RECORD LIST

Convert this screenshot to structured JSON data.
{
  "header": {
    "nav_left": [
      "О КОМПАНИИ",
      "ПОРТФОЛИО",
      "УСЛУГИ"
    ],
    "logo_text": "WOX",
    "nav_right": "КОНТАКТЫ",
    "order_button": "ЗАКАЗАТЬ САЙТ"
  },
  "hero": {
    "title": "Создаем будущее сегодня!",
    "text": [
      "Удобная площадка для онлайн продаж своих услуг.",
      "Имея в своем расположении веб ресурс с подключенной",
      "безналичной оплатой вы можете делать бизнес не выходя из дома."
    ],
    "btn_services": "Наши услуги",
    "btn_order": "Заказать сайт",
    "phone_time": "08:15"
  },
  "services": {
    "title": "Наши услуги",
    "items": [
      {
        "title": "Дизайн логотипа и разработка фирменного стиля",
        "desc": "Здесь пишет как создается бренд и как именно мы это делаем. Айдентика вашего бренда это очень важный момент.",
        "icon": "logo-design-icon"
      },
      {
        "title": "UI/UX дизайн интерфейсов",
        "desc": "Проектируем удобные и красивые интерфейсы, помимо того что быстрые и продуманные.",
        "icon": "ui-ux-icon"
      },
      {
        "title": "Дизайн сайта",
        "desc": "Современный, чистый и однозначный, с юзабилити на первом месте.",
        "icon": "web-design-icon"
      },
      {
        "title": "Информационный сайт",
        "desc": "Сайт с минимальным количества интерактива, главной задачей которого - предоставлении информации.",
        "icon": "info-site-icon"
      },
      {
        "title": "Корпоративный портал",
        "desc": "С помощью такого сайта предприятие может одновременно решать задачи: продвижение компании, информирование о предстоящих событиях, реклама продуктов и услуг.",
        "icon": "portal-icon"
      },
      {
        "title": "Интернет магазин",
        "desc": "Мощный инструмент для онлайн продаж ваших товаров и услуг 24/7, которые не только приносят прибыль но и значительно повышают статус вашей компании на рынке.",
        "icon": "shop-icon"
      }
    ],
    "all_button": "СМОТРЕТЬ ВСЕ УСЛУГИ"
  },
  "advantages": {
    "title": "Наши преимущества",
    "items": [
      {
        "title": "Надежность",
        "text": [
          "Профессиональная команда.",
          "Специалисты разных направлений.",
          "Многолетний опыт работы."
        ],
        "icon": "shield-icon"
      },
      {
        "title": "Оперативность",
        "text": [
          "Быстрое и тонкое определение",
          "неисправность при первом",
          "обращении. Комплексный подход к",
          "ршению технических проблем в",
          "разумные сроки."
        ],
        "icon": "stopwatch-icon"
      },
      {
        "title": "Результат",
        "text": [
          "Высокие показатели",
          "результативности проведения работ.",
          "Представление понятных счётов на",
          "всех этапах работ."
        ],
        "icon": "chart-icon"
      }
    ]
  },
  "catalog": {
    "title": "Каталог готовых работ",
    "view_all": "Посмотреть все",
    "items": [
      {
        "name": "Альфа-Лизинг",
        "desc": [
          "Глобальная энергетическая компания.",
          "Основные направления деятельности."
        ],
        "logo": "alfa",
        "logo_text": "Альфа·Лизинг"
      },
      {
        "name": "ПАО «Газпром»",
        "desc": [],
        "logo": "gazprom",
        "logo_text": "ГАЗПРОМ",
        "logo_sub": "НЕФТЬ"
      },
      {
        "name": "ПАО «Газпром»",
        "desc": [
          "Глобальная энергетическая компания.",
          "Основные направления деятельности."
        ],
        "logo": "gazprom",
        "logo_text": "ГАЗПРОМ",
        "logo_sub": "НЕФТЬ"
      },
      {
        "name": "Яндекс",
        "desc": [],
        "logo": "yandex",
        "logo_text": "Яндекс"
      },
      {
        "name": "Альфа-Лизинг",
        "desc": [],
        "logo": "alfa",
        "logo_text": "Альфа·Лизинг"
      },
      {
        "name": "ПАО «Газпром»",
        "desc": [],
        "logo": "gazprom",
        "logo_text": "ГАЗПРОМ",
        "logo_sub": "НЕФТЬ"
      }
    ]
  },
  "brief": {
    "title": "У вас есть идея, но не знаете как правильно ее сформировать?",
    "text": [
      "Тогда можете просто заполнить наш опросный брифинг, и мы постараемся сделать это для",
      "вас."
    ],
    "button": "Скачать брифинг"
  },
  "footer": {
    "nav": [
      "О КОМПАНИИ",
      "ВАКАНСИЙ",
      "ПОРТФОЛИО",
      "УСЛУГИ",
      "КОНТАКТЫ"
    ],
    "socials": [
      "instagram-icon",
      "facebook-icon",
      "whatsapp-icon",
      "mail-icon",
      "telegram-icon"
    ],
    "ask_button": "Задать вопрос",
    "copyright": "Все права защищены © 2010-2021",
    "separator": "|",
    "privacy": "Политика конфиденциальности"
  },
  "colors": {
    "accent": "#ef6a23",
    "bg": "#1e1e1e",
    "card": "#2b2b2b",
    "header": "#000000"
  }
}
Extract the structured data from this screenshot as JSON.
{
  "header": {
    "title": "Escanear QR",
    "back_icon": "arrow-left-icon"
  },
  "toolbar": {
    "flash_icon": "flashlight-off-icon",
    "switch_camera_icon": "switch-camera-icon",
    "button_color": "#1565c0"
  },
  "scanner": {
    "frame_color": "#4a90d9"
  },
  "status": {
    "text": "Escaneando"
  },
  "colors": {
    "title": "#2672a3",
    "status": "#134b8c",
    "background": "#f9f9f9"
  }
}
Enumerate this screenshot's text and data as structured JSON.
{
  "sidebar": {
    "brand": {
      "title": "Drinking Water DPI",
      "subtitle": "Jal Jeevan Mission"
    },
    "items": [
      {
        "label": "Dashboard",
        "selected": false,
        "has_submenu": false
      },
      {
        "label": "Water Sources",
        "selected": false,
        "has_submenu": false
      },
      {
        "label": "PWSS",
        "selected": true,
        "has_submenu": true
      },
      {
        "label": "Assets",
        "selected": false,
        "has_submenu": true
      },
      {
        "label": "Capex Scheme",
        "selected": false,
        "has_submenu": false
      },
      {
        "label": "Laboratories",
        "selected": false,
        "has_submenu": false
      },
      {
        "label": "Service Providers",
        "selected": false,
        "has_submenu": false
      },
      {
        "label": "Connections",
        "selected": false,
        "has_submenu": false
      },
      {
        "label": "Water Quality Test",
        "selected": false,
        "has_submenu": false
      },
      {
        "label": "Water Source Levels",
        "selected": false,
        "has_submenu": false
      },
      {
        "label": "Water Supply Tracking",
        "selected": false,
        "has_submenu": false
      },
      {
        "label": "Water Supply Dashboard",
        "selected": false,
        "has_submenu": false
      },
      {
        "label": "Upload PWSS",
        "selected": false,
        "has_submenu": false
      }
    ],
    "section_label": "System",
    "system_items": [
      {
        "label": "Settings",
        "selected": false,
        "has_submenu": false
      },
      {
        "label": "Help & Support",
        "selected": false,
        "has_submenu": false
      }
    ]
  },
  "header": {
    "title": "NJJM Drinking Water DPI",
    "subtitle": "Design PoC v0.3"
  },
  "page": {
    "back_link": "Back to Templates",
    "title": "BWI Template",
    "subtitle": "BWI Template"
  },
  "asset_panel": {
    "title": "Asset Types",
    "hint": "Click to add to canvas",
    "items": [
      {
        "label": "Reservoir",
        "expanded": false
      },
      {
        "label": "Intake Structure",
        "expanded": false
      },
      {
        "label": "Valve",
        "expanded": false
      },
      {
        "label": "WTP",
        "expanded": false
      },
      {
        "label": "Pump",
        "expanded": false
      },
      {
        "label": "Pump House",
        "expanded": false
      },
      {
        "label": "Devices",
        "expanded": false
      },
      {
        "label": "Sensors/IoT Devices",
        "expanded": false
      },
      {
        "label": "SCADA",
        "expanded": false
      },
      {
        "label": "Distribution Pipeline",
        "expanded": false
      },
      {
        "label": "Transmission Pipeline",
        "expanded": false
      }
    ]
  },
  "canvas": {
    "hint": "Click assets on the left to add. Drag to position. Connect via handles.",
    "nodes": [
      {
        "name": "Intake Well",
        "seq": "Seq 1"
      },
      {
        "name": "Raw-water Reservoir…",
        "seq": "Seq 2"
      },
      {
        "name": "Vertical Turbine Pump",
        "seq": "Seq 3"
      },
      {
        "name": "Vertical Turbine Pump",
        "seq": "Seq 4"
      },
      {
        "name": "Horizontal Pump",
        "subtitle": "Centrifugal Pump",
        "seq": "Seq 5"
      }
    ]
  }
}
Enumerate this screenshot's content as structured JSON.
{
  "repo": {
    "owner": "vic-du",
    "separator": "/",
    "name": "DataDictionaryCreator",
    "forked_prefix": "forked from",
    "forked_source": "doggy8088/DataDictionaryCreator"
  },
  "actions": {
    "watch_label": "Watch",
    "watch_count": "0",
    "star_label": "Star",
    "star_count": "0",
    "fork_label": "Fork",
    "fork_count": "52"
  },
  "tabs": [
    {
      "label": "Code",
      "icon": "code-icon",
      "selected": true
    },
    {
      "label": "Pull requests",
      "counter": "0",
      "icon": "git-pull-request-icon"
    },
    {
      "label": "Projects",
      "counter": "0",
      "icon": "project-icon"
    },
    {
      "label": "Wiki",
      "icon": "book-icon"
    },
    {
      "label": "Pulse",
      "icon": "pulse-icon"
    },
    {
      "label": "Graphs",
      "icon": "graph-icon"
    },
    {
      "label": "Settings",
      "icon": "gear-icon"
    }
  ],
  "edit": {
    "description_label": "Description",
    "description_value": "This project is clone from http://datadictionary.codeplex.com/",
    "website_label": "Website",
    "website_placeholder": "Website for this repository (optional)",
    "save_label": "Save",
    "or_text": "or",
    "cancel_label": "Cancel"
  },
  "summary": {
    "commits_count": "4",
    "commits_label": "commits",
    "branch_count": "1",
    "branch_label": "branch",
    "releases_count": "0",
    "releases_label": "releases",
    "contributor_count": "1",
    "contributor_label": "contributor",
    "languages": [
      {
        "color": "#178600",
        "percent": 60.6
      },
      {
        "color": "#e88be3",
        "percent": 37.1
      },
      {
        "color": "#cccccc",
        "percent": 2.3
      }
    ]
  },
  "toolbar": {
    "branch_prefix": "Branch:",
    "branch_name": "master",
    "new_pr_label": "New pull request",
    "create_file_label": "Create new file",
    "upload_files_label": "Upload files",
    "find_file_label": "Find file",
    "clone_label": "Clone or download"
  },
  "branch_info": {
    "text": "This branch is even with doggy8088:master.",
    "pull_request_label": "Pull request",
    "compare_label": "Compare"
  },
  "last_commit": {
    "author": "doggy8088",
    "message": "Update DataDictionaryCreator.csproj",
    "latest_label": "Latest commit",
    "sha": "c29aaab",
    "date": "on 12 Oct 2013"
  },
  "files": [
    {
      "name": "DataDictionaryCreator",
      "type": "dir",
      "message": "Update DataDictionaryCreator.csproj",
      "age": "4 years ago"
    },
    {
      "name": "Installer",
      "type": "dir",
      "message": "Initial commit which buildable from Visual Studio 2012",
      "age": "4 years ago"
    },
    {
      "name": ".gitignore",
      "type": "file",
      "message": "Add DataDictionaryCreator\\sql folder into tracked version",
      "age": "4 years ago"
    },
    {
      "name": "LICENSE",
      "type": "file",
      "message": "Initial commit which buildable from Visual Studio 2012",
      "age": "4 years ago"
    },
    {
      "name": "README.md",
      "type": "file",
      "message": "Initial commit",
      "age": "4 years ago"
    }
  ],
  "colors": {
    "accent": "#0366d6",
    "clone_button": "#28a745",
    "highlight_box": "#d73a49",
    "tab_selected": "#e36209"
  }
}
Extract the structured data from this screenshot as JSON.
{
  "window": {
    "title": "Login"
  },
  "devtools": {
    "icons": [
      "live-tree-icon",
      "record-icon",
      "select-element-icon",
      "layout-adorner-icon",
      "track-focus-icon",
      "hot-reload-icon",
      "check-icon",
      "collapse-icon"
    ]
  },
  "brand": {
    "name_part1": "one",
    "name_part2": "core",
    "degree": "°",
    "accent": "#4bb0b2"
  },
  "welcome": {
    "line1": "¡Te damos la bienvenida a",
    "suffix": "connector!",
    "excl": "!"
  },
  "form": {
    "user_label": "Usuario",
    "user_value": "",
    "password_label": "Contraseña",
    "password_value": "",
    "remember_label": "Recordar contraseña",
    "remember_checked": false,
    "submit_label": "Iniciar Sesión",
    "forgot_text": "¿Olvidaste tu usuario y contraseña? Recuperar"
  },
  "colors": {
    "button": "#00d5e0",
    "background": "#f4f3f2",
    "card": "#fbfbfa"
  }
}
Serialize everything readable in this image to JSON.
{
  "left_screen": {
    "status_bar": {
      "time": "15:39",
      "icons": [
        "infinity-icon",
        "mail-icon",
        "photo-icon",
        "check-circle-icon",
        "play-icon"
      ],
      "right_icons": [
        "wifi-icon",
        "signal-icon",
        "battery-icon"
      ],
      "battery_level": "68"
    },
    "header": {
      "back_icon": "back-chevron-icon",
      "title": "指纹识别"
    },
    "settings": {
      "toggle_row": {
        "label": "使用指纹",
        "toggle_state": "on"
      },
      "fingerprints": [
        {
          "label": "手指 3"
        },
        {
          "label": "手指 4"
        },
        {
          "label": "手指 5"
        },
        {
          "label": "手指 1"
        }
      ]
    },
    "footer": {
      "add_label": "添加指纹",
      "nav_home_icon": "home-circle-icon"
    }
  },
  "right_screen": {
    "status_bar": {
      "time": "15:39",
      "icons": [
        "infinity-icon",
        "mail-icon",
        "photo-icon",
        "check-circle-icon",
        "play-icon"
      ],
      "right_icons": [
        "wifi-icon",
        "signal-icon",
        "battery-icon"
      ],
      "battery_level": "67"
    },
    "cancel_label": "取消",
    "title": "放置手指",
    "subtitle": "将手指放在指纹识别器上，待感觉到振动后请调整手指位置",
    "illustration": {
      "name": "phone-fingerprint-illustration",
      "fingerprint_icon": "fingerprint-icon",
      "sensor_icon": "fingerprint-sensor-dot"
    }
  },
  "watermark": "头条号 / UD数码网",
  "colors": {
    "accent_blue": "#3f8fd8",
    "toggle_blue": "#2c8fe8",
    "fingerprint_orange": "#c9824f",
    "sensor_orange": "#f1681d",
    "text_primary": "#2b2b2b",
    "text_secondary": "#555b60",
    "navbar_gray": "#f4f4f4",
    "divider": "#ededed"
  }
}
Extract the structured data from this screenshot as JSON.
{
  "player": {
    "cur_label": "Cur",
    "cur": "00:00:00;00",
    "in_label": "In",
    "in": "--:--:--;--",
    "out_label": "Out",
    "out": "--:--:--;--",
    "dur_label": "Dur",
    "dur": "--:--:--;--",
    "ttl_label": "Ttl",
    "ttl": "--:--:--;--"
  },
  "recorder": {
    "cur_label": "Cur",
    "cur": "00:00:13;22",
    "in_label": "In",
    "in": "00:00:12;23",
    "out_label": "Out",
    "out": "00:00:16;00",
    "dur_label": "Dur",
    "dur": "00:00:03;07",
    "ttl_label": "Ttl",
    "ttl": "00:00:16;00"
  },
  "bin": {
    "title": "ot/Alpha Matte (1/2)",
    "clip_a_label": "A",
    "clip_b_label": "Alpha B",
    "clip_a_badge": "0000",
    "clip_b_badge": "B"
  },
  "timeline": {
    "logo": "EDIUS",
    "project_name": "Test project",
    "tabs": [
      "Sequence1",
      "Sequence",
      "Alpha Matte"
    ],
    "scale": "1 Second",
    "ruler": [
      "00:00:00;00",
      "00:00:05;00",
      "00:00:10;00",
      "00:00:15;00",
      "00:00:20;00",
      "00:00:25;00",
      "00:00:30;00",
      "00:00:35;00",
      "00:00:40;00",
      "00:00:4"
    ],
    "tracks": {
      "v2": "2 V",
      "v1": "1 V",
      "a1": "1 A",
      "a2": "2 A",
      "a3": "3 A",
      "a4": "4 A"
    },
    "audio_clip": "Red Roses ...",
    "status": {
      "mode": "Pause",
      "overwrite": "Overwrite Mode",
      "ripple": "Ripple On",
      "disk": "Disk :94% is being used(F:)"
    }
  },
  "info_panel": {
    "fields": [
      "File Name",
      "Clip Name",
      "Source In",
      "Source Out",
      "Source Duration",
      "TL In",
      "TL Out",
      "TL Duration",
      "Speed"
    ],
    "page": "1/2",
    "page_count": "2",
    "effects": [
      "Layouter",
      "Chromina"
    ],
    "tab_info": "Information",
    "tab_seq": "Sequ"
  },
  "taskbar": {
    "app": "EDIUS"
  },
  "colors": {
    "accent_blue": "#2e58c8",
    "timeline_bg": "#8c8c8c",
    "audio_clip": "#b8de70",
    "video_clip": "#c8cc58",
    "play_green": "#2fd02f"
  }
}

PROBLEM DETAILS
Identify the lines above that contain the word "Dashboard", then copy them.

FINISHED EXERCISE
        "label": "Dashboard",
        "label": "Water Supply Dashboard",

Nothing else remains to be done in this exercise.